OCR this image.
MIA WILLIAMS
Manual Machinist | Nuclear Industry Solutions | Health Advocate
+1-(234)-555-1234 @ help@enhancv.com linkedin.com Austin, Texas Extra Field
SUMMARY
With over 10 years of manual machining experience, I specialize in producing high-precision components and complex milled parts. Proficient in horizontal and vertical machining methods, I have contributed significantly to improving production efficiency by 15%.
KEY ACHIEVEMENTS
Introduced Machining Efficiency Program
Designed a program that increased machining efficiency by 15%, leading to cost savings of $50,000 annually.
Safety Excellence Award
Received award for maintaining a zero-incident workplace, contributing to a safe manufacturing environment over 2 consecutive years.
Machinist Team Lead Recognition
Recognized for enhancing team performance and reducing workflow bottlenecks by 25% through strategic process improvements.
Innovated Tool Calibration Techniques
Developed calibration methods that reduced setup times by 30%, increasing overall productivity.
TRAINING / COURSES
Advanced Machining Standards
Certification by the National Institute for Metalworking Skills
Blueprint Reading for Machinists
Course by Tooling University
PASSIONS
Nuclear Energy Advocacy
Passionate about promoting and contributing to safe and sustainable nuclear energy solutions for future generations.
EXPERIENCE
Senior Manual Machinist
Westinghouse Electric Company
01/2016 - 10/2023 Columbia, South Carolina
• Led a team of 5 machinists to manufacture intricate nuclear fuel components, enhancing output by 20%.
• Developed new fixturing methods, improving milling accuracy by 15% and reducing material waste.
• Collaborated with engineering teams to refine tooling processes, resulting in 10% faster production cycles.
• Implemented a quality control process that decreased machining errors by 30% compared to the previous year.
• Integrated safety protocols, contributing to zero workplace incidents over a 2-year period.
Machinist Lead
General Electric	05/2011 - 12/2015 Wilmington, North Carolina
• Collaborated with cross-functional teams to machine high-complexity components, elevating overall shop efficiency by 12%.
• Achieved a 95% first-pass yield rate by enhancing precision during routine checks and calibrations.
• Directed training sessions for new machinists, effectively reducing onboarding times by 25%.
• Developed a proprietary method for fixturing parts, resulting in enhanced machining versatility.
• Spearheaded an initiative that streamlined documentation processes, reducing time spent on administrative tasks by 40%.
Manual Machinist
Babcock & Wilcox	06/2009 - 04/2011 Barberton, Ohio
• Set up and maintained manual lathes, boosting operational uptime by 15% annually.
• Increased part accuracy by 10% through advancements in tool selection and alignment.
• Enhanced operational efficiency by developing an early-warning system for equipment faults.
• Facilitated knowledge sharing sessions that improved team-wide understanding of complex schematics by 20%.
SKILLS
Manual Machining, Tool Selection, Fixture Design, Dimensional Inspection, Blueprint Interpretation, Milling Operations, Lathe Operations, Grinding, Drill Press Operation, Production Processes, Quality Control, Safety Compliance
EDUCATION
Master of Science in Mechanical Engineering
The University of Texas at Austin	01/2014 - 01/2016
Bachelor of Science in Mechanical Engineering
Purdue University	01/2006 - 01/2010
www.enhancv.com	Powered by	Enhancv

= = = = =

AIM - Repeat every record, exactly as written.

WORKED ANSWER -
OCR this image.
MIA WILLIAMS
Manual Machinist | Nuclear Industry Solutions | Health Advocate
+1-(234)-555-1234 @ help@enhancv.com linkedin.com Austin, Texas Extra Field
SUMMARY
With over 10 years of manual machining experience, I specialize in producing high-precision components and complex milled parts. Proficient in horizontal and vertical machining methods, I have contributed significantly to improving production efficiency by 15%.
KEY ACHIEVEMENTS
Introduced Machining Efficiency Program
Designed a program that increased machining efficiency by 15%, leading to cost savings of $50,000 annually.
Safety Excellence Award
Received award for maintaining a zero-incident workplace, contributing to a safe manufacturing environment over 2 consecutive years.
Machinist Team Lead Recognition
Recognized for enhancing team performance and reducing workflow bottlenecks by 25% through strategic process improvements.
Innovated Tool Calibration Techniques
Developed calibration methods that reduced setup times by 30%, increasing overall productivity.
TRAINING / COURSES
Advanced Machining Standards
Certification by the National Institute for Metalworking Skills
Blueprint Reading for Machinists
Course by Tooling University
PASSIONS
Nuclear Energy Advocacy
Passionate about promoting and contributing to safe and sustainable nuclear energy solutions for future generations.
EXPERIENCE
Senior Manual Machinist
Westinghouse Electric Company
01/2016 - 10/2023 Columbia, South Carolina
• Led a team of 5 machinists to manufacture intricate nuclear fuel components, enhancing output by 20%.
• Developed new fixturing methods, improving milling accuracy by 15% and reducing material waste.
• Collaborated with engineering teams to refine tooling processes, resulting in 10% faster production cycles.
• Implemented a quality control process that decreased machining errors by 30% compared to the previous year.
• Integrated safety protocols, contributing to zero workplace incidents over a 2-year period.
Machinist Lead
General Electric	05/2011 - 12/2015 Wilmington, North Carolina
• Collaborated with cross-functional teams to machine high-complexity components, elevating overall shop efficiency by 12%.
• Achieved a 95% first-pass yield rate by enhancing precision during routine checks and calibrations.
• Directed training sessions for new machinists, effectively reducing onboarding times by 25%.
• Developed a proprietary method for fixturing parts, resulting in enhanced machining versatility.
• Spearheaded an initiative that streamlined documentation processes, reducing time spent on administrative tasks by 40%.
Manual Machinist
Babcock & Wilcox	06/2009 - 04/2011 Barberton, Ohio
• Set up and maintained manual lathes, boosting operational uptime by 15% annually.
• Increased part accuracy by 10% through advancements in tool selection and alignment.
• Enhanced operational efficiency by developing an early-warning system for equipment faults.
• Facilitated knowledge sharing sessions that improved team-wide understanding of complex schematics by 20%.
SKILLS
Manual Machining, Tool Selection, Fixture Design, Dimensional Inspection, Blueprint Interpretation, Milling Operations, Lathe Operations, Grinding, Drill Press Operation, Production Processes, Quality Control, Safety Compliance
EDUCATION
Master of Science in Mechanical Engineering
The University of Texas at Austin	01/2014 - 01/2016
Bachelor of Science in Mechanical Engineering
Purdue University	01/2006 - 01/2010
www.enhancv.com	Powered by	Enhancv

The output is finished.